> [Task directions]
Output the material beneath this task exactly, images excluded.

> [Recorded data]

== == ==

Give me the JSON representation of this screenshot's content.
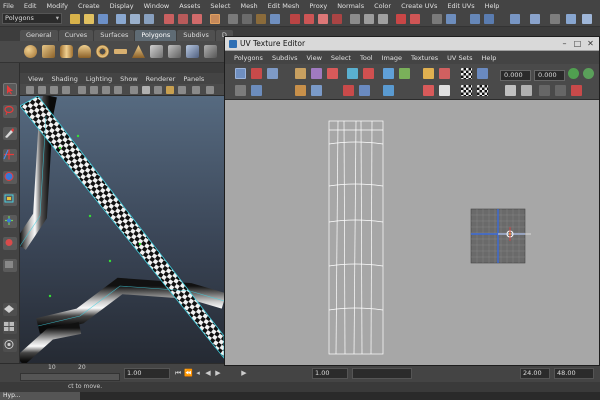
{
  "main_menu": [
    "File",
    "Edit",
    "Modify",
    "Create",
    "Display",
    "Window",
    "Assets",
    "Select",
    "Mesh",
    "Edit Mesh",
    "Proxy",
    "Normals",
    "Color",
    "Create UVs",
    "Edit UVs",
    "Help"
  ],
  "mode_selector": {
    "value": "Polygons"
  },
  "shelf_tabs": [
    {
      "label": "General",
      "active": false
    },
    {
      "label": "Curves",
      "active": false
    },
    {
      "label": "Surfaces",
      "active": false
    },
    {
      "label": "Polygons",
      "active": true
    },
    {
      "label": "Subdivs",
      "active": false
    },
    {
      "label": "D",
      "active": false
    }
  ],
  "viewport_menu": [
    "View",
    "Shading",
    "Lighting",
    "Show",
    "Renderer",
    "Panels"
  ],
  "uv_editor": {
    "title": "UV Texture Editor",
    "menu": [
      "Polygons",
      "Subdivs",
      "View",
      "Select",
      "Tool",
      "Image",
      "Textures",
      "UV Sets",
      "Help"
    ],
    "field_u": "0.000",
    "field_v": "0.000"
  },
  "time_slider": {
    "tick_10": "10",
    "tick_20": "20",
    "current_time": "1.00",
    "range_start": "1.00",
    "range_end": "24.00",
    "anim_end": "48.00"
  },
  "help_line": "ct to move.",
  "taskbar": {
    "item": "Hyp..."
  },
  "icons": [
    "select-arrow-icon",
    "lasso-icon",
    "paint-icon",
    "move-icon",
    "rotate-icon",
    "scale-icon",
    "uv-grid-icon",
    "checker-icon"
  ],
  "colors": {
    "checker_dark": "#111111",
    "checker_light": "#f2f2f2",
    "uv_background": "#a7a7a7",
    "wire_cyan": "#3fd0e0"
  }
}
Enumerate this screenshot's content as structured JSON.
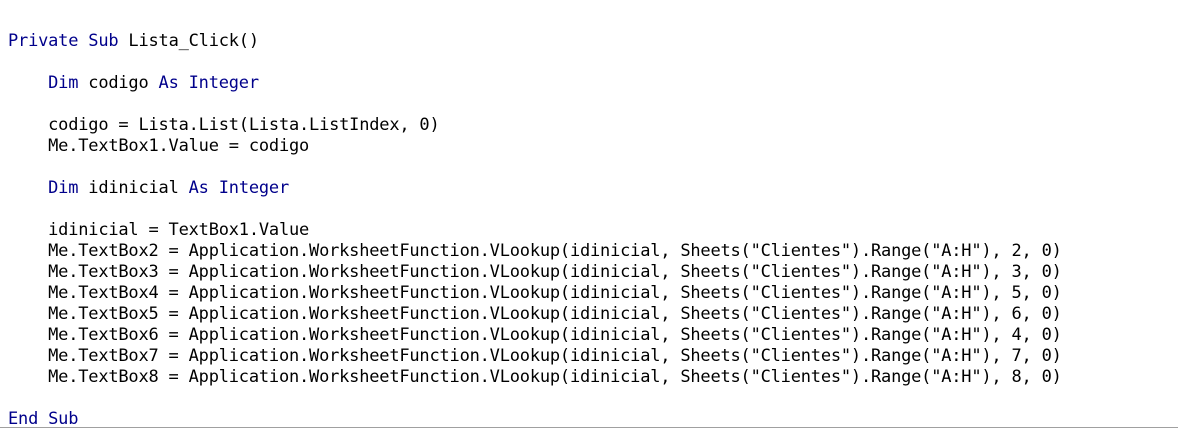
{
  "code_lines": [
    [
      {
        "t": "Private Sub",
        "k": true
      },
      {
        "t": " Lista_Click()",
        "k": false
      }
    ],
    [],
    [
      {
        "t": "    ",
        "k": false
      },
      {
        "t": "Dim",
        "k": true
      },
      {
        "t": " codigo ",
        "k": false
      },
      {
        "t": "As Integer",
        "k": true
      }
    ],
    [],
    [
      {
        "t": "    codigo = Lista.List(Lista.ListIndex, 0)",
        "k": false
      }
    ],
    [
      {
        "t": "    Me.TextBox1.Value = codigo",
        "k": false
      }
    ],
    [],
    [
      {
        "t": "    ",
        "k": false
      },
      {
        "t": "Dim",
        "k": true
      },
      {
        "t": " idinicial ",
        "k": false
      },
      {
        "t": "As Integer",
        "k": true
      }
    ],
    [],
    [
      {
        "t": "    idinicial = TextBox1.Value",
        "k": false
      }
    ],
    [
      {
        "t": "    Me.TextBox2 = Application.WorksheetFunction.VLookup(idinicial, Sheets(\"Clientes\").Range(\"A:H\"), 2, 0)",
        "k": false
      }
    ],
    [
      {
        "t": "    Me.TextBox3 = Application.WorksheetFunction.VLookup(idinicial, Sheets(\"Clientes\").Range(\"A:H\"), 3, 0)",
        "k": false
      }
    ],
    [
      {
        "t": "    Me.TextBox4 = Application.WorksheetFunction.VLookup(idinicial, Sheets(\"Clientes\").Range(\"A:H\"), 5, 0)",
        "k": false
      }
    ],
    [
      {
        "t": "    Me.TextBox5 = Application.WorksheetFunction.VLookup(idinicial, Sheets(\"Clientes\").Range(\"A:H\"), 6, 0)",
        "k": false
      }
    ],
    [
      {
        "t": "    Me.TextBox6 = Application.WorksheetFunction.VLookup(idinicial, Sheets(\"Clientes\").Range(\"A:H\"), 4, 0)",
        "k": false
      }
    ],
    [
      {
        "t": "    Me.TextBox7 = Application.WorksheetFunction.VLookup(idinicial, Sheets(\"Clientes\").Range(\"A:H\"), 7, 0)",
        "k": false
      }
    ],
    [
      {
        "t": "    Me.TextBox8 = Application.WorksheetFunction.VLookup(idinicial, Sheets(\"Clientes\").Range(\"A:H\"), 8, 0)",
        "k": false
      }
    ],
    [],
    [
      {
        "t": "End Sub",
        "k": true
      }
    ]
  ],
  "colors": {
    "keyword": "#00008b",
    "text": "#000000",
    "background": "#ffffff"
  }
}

== == ==

> [Result of the task]
Give me the JSON representation of this screenshot's content.
{
  "main_menu": [
    "File",
    "Edit",
    "Modify",
    "Create",
    "Display",
    "Window",
    "Assets",
    "Select",
    "Mesh",
    "Edit Mesh",
    "Proxy",
    "Normals",
    "Color",
    "Create UVs",
    "Edit UVs",
    "Help"
  ],
  "mode_selector": {
    "value": "Polygons"
  },
  "shelf_tabs": [
    {
      "label": "General",
      "active": false
    },
    {
      "label": "Curves",
      "active": false
    },
    {
      "label": "Surfaces",
      "active": false
    },
    {
      "label": "Polygons",
      "active": true
    },
    {
      "label": "Subdivs",
      "active": false
    },
    {
      "label": "D",
      "active": false
    }
  ],
  "viewport_menu": [
    "View",
    "Shading",
    "Lighting",
    "Show",
    "Renderer",
    "Panels"
  ],
  "uv_editor": {
    "title": "UV Texture Editor",
    "menu": [
      "Polygons",
      "Subdivs",
      "View",
      "Select",
      "Tool",
      "Image",
      "Textures",
      "UV Sets",
      "Help"
    ],
    "field_u": "0.000",
    "field_v": "0.000"
  },
  "time_slider": {
    "tick_10": "10",
    "tick_20": "20",
    "current_time": "1.00",
    "range_start": "1.00",
    "range_end": "24.00",
    "anim_end": "48.00"
  },
  "help_line": "ct to move.",
  "taskbar": {
    "item": "Hyp..."
  },
  "icons": [
    "select-arrow-icon",
    "lasso-icon",
    "paint-icon",
    "move-icon",
    "rotate-icon",
    "scale-icon",
    "uv-grid-icon",
    "checker-icon"
  ],
  "colors": {
    "checker_dark": "#111111",
    "checker_light": "#f2f2f2",
    "uv_background": "#a7a7a7",
    "wire_cyan": "#3fd0e0"
  }
}
Enumerate this screenshot's content as structured JSON.
{
  "code_lines": [
    [
      {
        "t": "Private Sub",
        "k": true
      },
      {
        "t": " Lista_Click()",
        "k": false
      }
    ],
    [],
    [
      {
        "t": "    ",
        "k": false
      },
      {
        "t": "Dim",
        "k": true
      },
      {
        "t": " codigo ",
        "k": false
      },
      {
        "t": "As Integer",
        "k": true
      }
    ],
    [],
    [
      {
        "t": "    codigo = Lista.List(Lista.ListIndex, 0)",
        "k": false
      }
    ],
    [
      {
        "t": "    Me.TextBox1.Value = codigo",
        "k": false
      }
    ],
    [],
    [
      {
        "t": "    ",
        "k": false
      },
      {
        "t": "Dim",
        "k": true
      },
      {
        "t": " idinicial ",
        "k": false
      },
      {
        "t": "As Integer",
        "k": true
      }
    ],
    [],
    [
      {
        "t": "    idinicial = TextBox1.Value",
        "k": false
      }
    ],
    [
      {
        "t": "    Me.TextBox2 = Application.WorksheetFunction.VLookup(idinicial, Sheets(\"Clientes\").Range(\"A:H\"), 2, 0)",
        "k": false
      }
    ],
    [
      {
        "t": "    Me.TextBox3 = Application.WorksheetFunction.VLookup(idinicial, Sheets(\"Clientes\").Range(\"A:H\"), 3, 0)",
        "k": false
      }
    ],
    [
      {
        "t": "    Me.TextBox4 = Application.WorksheetFunction.VLookup(idinicial, Sheets(\"Clientes\").Range(\"A:H\"), 5, 0)",
        "k": false
      }
    ],
    [
      {
        "t": "    Me.TextBox5 = Application.WorksheetFunction.VLookup(idinicial, Sheets(\"Clientes\").Range(\"A:H\"), 6, 0)",
        "k": false
      }
    ],
    [
      {
        "t": "    Me.TextBox6 = Application.WorksheetFunction.VLookup(idinicial, Sheets(\"Clientes\").Range(\"A:H\"), 4, 0)",
        "k": false
      }
    ],
    [
      {
        "t": "    Me.TextBox7 = Application.WorksheetFunction.VLookup(idinicial, Sheets(\"Clientes\").Range(\"A:H\"), 7, 0)",
        "k": false
      }
    ],
    [
      {
        "t": "    Me.TextBox8 = Application.WorksheetFunction.VLookup(idinicial, Sheets(\"Clientes\").Range(\"A:H\"), 8, 0)",
        "k": false
      }
    ],
    [],
    [
      {
        "t": "End Sub",
        "k": true
      }
    ]
  ],
  "colors": {
    "keyword": "#00008b",
    "text": "#000000",
    "background": "#ffffff"
  }
}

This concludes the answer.